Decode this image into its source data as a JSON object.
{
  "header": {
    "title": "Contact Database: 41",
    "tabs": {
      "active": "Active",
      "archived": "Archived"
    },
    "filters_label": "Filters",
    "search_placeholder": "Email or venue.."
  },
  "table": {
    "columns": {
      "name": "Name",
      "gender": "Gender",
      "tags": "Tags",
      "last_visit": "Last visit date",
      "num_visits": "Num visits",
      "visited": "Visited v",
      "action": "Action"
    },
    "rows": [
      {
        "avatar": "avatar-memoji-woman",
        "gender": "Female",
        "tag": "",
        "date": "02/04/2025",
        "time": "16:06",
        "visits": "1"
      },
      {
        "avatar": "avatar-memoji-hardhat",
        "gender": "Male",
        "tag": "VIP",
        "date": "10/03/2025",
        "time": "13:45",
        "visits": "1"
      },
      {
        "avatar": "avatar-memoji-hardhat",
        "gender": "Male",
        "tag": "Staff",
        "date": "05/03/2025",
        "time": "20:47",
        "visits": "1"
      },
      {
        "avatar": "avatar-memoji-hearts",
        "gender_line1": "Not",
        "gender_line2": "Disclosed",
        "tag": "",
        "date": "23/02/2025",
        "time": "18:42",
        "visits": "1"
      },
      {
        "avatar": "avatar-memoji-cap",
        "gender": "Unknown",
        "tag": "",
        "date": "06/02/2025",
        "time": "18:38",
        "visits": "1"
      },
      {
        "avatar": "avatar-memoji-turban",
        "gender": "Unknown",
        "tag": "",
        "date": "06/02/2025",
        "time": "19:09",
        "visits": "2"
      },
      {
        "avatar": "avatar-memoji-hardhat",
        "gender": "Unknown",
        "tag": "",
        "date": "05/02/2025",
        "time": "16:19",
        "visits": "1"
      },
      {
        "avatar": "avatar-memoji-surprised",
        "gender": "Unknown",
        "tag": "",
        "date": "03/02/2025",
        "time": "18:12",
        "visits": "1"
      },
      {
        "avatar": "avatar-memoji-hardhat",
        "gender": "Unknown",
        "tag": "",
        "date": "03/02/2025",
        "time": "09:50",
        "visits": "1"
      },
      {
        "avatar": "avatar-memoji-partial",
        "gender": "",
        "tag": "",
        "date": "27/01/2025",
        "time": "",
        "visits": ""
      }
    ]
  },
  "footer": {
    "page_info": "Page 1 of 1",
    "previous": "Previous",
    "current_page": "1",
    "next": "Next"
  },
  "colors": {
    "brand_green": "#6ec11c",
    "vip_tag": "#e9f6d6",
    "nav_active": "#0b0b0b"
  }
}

• • • • •

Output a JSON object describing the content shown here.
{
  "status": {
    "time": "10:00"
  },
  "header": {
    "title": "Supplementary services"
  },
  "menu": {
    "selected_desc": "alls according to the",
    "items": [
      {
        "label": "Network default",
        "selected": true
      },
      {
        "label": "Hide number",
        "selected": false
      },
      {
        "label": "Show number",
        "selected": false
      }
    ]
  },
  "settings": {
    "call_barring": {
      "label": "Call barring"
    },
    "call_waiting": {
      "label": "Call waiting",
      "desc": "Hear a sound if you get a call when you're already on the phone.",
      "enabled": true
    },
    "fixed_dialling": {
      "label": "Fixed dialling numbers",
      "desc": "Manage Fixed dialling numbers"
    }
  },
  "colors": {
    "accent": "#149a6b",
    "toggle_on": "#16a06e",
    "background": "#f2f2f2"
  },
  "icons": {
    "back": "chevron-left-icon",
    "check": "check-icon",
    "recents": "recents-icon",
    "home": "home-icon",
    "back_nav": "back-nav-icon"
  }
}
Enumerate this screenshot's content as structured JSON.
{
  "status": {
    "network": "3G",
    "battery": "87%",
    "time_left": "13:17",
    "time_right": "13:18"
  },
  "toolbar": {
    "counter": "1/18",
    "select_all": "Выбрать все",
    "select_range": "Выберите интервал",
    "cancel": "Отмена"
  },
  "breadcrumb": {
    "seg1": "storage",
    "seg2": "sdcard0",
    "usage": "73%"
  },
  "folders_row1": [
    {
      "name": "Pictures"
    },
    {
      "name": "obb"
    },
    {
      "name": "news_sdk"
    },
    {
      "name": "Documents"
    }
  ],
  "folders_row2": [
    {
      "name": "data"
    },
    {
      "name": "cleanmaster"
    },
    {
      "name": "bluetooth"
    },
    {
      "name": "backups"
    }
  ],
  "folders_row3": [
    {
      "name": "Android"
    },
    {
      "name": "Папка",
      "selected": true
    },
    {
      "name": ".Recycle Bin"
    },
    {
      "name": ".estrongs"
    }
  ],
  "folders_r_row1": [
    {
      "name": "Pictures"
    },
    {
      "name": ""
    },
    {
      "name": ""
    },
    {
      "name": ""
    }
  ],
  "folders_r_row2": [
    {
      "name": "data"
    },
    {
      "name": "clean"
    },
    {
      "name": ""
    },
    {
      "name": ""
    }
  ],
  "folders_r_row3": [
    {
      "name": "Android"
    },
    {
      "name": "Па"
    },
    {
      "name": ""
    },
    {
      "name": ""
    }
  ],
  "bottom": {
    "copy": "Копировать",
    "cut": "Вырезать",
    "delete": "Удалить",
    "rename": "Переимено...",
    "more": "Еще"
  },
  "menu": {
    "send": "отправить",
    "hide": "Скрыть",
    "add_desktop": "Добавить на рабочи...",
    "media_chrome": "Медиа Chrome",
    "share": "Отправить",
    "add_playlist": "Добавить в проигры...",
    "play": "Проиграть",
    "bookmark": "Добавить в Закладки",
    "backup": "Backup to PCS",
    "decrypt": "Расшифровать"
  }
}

• • • • •

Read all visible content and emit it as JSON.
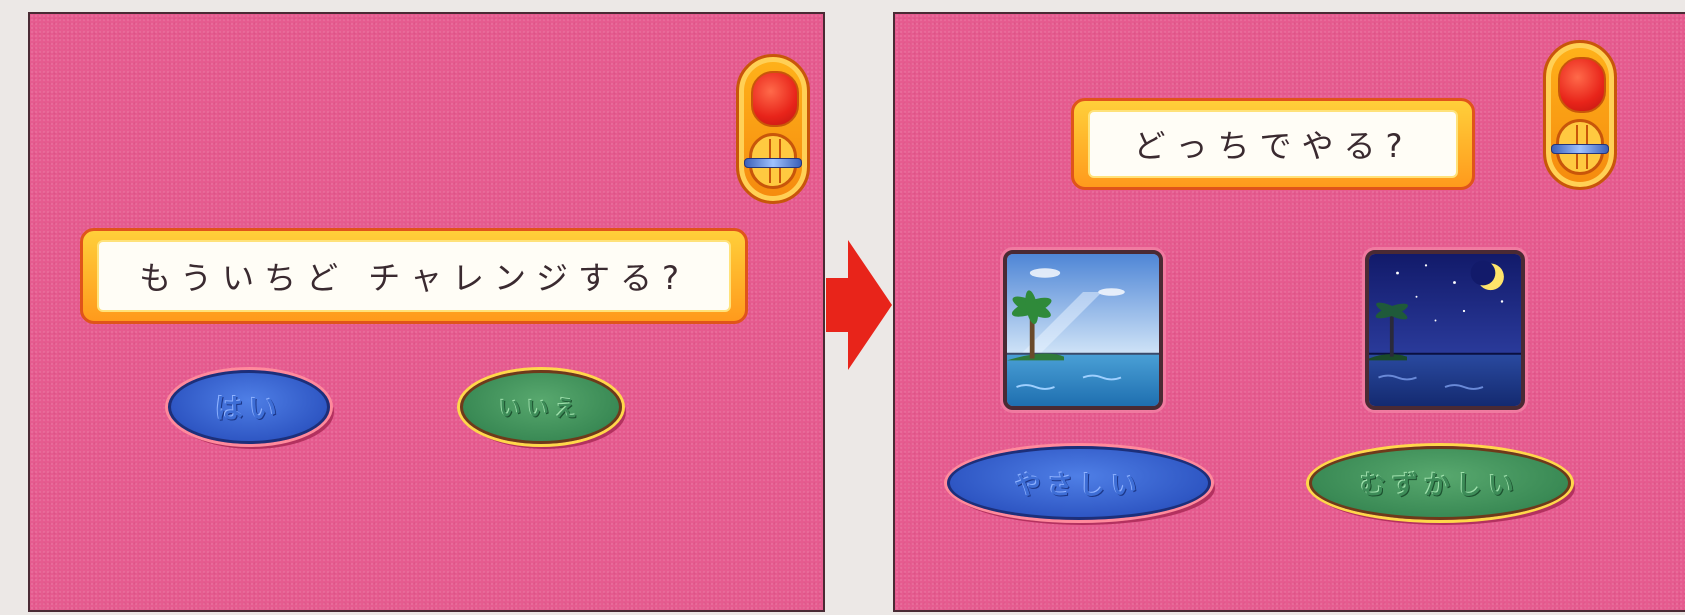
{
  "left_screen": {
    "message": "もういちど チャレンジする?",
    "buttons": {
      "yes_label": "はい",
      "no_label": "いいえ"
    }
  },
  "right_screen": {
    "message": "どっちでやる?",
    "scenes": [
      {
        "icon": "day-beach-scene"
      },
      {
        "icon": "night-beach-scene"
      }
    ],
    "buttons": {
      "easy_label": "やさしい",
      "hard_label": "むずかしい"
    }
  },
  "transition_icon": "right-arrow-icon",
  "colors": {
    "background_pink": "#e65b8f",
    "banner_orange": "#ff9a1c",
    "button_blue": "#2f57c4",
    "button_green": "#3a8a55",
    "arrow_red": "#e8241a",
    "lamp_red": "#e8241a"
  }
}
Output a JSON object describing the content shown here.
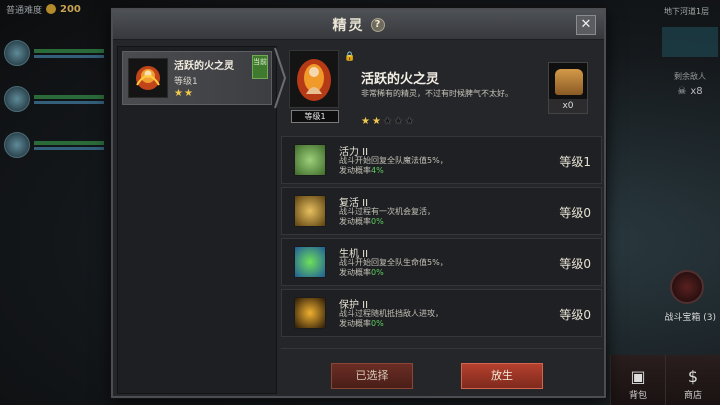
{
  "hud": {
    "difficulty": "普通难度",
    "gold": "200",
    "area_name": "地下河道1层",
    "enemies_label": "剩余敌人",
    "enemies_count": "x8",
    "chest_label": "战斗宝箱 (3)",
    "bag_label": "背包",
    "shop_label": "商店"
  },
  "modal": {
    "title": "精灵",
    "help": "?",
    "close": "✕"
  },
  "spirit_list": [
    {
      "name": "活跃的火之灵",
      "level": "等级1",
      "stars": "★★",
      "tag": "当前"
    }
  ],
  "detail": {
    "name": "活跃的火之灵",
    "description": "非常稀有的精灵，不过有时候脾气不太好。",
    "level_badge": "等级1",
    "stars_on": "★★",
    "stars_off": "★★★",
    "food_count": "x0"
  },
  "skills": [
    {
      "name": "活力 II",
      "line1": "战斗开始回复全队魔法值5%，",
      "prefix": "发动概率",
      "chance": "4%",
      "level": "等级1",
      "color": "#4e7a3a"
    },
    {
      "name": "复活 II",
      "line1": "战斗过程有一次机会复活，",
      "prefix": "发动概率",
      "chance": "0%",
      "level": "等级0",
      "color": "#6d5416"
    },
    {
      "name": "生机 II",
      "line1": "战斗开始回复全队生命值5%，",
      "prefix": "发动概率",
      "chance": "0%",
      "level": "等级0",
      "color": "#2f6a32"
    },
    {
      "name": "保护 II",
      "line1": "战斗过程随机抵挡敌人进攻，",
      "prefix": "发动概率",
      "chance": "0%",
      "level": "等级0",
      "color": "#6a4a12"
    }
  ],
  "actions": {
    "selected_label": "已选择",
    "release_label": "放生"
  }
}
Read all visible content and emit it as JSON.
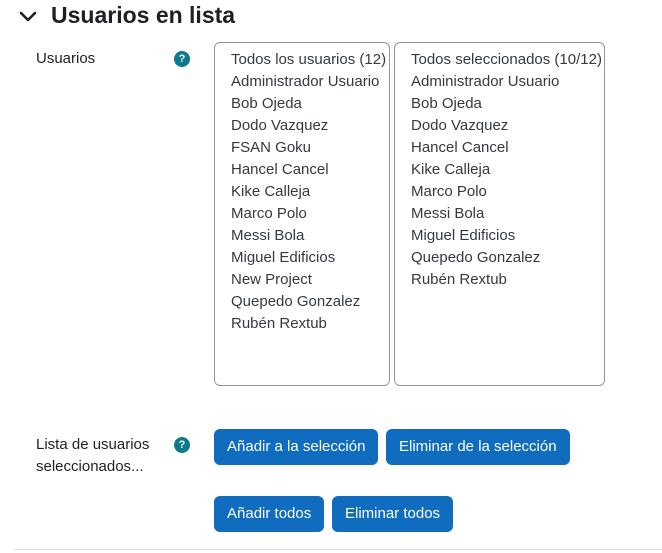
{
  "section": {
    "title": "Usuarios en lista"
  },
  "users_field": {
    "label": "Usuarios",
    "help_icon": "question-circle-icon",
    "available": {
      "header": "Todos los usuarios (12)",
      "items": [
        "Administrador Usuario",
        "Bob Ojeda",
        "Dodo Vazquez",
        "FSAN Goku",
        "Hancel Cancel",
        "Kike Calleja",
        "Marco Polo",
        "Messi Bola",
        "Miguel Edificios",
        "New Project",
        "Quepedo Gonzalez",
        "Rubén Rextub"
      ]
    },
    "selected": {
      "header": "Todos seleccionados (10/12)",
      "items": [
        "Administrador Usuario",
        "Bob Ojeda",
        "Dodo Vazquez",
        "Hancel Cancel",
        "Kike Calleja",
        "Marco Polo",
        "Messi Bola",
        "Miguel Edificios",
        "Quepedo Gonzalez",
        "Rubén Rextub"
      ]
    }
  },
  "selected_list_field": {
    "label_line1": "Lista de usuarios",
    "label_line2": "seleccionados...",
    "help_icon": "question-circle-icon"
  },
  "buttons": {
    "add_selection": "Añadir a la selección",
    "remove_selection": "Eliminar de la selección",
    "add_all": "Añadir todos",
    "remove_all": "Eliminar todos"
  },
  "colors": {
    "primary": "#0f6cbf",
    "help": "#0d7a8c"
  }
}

• • • • •

• [EXERCISE DIRECTIONS]
Find all lines holding the string "memoji" and copy them.

• [RIGHT ANSWER]
        "avatar": "avatar-memoji-woman",
        "avatar": "avatar-memoji-hardhat",
        "avatar": "avatar-memoji-hardhat",
        "avatar": "avatar-memoji-hearts",
        "avatar": "avatar-memoji-cap",
        "avatar": "avatar-memoji-turban",
        "avatar": "avatar-memoji-hardhat",
        "avatar": "avatar-memoji-surprised",
        "avatar": "avatar-memoji-hardhat",
        "avatar": "avatar-memoji-partial",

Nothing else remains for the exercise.